§ **PROMPT**
Look through the data and write out every line with the word "this" in it.

•••

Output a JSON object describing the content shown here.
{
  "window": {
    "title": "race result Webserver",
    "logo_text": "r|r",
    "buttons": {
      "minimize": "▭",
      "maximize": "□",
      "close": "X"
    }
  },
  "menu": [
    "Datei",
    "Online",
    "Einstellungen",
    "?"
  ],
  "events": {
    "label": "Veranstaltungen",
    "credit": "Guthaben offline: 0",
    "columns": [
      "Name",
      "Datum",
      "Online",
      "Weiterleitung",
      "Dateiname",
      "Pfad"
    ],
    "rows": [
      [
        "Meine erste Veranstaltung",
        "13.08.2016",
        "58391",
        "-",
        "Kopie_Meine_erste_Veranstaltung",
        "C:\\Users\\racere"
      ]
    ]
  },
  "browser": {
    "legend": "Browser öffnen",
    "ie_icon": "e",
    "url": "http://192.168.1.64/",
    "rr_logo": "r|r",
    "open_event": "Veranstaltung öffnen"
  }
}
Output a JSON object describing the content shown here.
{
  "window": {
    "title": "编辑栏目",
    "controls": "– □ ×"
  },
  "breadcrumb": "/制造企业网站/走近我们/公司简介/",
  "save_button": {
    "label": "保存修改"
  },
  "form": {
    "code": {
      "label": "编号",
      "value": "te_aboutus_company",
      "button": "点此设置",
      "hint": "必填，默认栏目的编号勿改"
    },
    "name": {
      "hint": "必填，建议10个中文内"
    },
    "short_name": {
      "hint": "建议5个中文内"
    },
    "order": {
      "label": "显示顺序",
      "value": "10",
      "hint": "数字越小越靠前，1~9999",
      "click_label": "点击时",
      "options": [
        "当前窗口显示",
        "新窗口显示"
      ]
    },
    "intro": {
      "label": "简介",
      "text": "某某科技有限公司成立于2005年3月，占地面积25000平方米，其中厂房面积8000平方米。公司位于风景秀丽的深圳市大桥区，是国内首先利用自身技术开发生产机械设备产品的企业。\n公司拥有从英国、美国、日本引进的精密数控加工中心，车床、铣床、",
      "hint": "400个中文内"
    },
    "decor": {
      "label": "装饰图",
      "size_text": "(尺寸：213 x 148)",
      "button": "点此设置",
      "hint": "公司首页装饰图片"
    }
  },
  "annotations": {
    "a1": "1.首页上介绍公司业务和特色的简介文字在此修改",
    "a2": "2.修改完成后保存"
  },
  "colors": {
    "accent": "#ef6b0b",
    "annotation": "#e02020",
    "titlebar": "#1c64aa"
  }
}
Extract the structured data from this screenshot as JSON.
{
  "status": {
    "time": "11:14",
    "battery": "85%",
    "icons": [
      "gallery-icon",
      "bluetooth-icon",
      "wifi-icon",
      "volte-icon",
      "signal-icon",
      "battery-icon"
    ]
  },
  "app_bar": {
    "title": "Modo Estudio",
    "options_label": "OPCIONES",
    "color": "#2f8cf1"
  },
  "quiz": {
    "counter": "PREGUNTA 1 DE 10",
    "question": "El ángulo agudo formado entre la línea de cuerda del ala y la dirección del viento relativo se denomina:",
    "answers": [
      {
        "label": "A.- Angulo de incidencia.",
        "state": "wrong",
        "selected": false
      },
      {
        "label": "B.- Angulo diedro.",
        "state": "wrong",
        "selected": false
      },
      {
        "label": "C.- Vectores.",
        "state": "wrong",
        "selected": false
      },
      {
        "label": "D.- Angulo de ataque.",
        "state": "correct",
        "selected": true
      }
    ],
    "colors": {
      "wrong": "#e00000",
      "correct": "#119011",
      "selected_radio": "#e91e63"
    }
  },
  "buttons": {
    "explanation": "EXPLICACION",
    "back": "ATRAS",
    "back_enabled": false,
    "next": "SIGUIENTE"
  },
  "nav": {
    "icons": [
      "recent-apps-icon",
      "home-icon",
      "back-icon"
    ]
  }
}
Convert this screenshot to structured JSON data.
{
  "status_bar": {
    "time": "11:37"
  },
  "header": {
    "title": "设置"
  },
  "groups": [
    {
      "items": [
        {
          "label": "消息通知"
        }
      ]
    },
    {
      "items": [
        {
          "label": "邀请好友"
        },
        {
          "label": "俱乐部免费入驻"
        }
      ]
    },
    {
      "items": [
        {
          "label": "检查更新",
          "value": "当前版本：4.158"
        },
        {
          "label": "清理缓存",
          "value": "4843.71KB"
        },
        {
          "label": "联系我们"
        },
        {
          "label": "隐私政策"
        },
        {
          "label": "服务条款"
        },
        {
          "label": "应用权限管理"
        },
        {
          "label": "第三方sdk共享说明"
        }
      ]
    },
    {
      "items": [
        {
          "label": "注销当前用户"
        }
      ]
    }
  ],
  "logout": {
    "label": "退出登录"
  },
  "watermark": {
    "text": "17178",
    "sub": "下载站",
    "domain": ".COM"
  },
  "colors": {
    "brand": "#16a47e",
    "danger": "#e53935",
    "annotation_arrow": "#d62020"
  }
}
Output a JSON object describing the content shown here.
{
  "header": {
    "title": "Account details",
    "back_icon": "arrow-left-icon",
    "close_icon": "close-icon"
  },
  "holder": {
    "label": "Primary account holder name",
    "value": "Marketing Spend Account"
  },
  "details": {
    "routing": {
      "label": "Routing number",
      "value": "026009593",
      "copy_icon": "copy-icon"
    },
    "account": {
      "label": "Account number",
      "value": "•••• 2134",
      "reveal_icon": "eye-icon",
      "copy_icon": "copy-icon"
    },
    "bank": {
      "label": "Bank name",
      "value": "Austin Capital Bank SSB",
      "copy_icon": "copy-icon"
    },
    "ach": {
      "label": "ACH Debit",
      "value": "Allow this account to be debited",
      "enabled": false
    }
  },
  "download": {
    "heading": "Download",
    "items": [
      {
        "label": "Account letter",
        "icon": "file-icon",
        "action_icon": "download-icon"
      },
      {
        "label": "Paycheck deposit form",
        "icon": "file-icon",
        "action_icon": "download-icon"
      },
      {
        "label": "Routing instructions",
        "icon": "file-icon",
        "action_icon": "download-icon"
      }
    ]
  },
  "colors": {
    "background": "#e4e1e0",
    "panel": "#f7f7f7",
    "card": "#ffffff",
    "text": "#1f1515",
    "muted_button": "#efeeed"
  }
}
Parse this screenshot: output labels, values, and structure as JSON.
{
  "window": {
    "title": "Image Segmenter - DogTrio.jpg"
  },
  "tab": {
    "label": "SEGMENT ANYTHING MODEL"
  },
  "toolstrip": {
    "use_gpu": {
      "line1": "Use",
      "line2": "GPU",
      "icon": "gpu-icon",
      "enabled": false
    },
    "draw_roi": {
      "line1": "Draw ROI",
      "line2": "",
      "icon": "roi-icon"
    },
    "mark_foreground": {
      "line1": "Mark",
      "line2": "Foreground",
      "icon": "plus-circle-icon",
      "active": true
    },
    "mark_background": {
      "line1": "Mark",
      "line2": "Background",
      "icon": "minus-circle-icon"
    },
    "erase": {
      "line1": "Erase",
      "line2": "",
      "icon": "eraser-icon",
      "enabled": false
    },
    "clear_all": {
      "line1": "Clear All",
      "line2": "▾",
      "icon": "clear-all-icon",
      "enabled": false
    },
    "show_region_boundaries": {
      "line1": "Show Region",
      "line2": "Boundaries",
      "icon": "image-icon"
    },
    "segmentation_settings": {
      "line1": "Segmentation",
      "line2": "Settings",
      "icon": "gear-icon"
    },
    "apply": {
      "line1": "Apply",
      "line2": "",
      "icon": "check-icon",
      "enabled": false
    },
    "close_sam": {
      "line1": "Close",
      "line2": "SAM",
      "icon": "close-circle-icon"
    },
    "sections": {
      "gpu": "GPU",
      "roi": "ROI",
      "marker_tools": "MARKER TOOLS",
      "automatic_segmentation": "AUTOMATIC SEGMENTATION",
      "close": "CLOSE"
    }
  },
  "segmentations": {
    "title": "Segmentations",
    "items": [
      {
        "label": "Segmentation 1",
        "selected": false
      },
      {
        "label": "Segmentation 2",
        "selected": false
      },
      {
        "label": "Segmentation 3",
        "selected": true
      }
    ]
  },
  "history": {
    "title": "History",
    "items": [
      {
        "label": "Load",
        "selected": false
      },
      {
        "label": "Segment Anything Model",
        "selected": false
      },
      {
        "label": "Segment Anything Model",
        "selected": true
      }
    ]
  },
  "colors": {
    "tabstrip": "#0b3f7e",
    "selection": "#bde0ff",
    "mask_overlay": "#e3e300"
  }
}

•••

§ **REPLY**
Extract the structured data from this screenshot as JSON.
Convert this screenshot to structured JSON data.
      "value": "Allow this account to be debited",
Parse this screenshot: output labels, values, and structure as JSON.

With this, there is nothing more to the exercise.